=== Task statement ===
Wherever a line below holds the word "Area", copy that line.

Start

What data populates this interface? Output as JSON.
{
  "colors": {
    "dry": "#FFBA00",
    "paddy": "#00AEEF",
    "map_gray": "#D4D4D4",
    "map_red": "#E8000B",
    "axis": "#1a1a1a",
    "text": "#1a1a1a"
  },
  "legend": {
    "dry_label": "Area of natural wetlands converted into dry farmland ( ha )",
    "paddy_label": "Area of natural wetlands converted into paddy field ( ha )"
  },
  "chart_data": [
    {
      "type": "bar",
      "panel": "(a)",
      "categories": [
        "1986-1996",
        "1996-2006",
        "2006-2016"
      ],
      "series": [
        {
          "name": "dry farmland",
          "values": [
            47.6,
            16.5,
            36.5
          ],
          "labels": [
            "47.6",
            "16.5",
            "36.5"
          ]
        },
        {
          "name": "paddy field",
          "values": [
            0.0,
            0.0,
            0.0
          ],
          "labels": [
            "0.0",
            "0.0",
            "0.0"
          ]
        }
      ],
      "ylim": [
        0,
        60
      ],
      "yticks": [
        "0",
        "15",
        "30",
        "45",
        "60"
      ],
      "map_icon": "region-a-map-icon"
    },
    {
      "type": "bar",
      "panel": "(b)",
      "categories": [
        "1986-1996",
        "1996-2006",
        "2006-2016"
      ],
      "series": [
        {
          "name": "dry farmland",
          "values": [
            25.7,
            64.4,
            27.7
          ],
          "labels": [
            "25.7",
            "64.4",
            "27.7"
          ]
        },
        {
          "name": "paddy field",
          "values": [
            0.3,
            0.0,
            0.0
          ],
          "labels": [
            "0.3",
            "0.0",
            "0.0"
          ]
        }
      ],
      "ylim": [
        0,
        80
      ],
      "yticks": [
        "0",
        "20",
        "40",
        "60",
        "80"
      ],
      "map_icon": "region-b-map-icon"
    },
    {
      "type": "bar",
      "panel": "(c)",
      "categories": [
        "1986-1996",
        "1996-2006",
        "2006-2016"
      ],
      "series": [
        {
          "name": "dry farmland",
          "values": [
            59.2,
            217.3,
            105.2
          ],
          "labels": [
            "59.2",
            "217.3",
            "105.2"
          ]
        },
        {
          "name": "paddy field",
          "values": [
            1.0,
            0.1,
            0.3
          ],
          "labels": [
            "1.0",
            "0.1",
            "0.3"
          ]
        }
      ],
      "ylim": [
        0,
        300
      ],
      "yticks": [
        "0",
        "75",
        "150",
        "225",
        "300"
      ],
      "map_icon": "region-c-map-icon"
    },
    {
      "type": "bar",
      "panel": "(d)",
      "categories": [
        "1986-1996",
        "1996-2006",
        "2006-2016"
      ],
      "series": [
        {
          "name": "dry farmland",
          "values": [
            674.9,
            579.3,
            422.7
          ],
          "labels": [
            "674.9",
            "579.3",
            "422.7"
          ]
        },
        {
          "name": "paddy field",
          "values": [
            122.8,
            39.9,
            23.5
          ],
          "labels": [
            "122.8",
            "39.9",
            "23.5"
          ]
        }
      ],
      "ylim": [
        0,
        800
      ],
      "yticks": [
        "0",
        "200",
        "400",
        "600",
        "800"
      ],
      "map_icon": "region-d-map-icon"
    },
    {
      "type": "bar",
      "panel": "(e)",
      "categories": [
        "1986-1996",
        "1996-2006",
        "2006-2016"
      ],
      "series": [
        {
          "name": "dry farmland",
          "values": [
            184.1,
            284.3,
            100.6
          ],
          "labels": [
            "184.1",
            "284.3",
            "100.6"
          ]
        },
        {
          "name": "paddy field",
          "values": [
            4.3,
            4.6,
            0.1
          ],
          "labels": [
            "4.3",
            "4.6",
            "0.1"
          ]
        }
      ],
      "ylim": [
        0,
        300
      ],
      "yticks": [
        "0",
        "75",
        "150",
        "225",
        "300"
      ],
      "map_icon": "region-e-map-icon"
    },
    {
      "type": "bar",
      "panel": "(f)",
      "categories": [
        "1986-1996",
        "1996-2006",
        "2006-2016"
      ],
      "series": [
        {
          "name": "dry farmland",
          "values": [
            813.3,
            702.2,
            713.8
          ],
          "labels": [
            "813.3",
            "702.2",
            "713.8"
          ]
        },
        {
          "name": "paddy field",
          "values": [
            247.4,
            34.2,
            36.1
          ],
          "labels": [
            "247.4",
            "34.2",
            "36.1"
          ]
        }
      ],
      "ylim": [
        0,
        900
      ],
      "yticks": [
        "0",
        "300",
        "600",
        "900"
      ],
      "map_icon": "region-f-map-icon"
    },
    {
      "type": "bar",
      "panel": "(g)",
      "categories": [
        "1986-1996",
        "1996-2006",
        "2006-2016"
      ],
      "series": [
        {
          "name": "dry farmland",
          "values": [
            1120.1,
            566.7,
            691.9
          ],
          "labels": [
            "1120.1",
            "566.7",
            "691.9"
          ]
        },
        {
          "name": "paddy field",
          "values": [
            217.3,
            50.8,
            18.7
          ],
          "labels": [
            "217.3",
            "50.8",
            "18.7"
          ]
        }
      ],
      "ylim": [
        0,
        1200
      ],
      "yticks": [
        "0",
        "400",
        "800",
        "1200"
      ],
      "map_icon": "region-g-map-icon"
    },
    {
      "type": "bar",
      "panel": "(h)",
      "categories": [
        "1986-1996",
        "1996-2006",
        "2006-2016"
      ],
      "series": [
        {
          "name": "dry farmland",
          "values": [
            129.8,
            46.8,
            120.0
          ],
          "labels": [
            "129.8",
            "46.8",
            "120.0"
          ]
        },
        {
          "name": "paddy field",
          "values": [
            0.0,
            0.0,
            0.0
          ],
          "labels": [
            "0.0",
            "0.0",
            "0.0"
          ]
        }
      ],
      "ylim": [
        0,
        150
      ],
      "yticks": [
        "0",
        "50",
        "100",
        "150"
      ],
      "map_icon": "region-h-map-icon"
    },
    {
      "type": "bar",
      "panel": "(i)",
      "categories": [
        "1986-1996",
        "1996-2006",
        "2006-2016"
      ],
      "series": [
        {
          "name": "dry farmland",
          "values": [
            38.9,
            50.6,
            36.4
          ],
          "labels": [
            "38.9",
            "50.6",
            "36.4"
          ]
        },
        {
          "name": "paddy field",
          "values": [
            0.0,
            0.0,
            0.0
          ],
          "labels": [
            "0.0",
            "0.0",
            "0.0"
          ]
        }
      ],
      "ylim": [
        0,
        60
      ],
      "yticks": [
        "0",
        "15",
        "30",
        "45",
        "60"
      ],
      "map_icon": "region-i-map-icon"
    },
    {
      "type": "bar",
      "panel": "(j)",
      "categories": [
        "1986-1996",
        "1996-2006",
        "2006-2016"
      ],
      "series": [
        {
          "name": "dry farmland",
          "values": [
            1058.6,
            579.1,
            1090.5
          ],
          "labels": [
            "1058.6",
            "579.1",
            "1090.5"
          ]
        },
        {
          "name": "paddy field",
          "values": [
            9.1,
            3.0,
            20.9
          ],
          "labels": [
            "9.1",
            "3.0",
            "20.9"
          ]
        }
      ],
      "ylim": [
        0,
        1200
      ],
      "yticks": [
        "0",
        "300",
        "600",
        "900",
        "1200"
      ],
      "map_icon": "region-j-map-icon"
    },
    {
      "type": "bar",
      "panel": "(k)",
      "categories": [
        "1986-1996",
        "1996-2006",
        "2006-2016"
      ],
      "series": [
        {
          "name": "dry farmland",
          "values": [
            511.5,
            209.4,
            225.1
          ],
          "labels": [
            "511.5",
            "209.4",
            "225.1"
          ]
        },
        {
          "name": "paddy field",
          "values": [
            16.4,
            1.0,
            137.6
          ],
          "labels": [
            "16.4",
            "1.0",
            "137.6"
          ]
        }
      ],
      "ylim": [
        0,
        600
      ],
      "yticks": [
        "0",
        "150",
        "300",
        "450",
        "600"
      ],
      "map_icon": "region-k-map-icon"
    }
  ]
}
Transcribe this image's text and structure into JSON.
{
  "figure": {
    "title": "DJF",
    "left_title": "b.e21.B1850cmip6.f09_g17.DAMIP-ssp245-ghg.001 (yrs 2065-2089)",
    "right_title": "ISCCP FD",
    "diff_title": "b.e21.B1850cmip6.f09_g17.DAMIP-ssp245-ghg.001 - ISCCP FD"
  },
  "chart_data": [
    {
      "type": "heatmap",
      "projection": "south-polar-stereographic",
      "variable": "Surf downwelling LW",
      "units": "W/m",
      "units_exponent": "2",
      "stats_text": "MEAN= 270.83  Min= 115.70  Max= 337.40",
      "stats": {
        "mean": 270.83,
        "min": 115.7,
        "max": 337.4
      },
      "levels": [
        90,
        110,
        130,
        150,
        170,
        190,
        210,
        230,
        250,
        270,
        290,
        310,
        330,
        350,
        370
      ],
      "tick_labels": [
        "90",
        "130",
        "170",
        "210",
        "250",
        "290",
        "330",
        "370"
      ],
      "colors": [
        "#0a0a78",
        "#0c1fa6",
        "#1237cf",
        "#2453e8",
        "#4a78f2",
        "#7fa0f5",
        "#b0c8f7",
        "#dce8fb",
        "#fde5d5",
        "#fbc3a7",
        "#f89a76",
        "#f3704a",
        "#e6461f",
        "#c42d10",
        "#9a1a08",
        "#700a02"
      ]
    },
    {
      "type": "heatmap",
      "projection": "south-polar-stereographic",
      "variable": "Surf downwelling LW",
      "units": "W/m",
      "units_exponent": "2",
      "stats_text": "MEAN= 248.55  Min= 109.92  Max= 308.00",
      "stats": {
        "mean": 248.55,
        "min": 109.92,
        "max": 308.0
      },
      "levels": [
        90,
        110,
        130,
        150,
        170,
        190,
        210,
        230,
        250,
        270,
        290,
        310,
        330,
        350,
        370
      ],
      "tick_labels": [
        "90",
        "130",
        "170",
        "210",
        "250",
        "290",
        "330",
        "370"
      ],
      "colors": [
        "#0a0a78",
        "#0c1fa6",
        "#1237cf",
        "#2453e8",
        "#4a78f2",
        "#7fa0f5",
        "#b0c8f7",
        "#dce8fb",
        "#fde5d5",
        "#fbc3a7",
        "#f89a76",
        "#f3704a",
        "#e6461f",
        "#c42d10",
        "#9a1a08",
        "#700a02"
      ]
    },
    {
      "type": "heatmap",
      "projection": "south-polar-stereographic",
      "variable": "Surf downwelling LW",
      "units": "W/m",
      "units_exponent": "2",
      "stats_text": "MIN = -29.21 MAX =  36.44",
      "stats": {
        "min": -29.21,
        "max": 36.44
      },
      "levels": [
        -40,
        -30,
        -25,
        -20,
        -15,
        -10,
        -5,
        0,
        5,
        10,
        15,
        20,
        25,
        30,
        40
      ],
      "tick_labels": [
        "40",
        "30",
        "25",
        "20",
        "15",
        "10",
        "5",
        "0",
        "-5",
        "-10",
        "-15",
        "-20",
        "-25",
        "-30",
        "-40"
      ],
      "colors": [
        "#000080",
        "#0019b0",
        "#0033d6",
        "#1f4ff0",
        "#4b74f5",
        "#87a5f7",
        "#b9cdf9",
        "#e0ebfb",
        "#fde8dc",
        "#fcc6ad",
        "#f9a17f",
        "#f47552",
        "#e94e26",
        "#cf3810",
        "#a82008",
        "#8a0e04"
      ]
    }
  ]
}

End

=== Exercise solution ===
    "dry_label": "Area of natural wetlands converted into dry farmland ( ha )",
    "paddy_label": "Area of natural wetlands converted into paddy field ( ha )"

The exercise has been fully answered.